• Stated problem: From the material below, list every line containing "weed".

========================================

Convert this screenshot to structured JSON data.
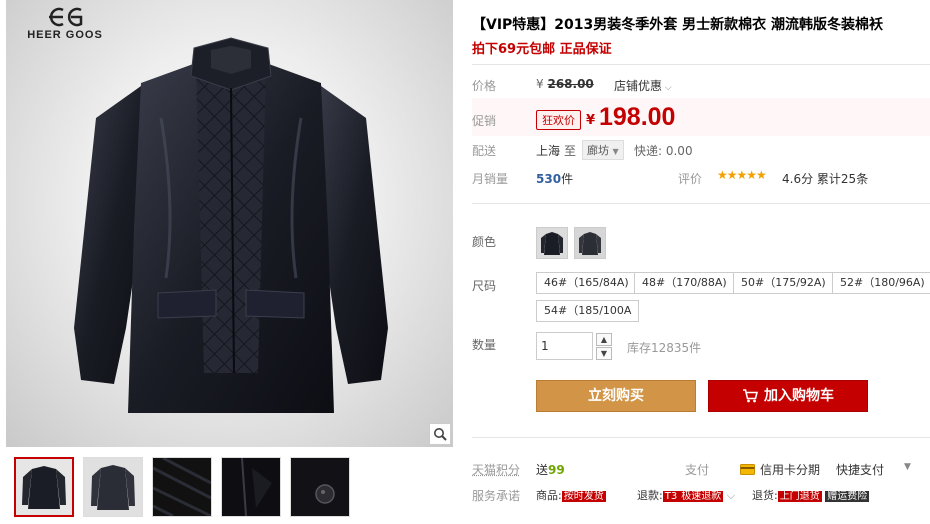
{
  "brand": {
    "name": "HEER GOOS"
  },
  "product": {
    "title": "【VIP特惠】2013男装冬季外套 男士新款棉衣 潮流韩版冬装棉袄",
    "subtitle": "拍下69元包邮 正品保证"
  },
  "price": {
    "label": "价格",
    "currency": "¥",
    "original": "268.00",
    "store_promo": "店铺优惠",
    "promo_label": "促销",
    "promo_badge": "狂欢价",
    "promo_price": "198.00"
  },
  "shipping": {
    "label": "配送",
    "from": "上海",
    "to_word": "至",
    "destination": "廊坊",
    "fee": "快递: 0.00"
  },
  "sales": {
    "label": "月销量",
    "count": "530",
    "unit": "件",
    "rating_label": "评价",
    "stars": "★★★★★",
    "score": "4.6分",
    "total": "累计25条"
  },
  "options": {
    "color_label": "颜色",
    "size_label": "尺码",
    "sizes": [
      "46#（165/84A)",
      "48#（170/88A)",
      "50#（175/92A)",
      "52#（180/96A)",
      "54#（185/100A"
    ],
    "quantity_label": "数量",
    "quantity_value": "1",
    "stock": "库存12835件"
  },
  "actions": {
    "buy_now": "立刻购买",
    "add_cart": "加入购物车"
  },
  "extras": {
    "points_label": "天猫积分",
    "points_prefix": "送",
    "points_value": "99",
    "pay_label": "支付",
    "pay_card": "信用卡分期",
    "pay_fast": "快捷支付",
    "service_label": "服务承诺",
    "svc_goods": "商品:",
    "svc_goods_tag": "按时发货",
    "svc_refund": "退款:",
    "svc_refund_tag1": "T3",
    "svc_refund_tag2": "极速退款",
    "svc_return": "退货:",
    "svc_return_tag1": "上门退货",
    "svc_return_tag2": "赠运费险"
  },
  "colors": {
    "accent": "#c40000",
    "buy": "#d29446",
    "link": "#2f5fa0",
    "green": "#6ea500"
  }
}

========================================

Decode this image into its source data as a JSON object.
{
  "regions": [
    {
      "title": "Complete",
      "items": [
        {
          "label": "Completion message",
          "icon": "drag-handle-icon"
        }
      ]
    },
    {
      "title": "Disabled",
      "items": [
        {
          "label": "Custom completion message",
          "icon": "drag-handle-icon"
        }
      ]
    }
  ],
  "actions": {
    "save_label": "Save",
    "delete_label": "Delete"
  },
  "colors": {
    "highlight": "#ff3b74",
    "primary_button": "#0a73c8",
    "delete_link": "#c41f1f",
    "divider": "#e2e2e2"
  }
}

========================================

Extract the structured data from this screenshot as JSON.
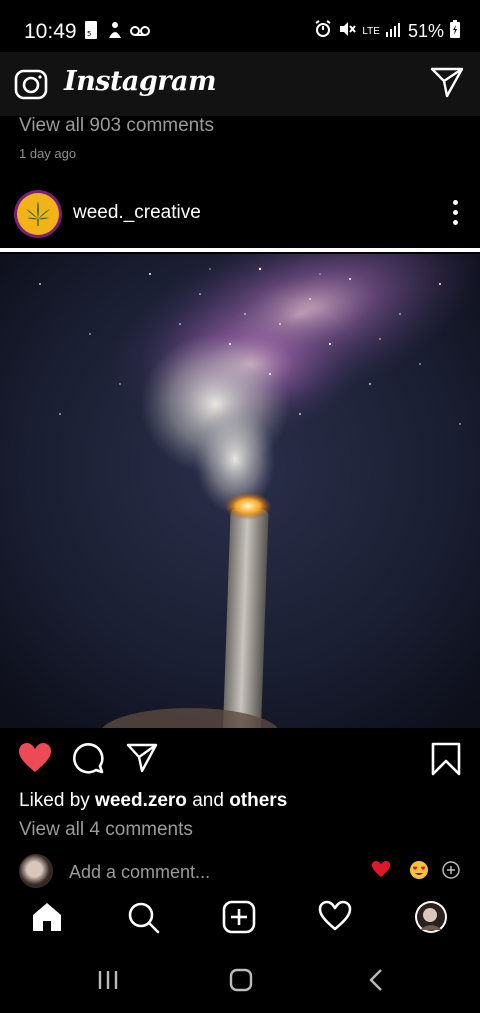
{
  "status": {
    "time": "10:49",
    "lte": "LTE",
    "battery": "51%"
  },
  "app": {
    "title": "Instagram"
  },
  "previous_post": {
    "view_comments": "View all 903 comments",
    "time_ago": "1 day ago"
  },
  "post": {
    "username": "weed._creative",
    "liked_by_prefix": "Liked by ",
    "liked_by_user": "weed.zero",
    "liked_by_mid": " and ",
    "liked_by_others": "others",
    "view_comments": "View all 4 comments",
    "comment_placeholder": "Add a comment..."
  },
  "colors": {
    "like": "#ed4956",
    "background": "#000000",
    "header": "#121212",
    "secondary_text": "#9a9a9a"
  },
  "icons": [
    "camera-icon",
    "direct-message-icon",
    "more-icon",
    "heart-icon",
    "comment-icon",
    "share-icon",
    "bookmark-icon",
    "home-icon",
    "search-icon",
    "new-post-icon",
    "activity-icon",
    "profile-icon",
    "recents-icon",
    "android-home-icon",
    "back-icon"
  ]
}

========================================

• Task answer:
    "username": "weed._creative",
    "liked_by_user": "weed.zero",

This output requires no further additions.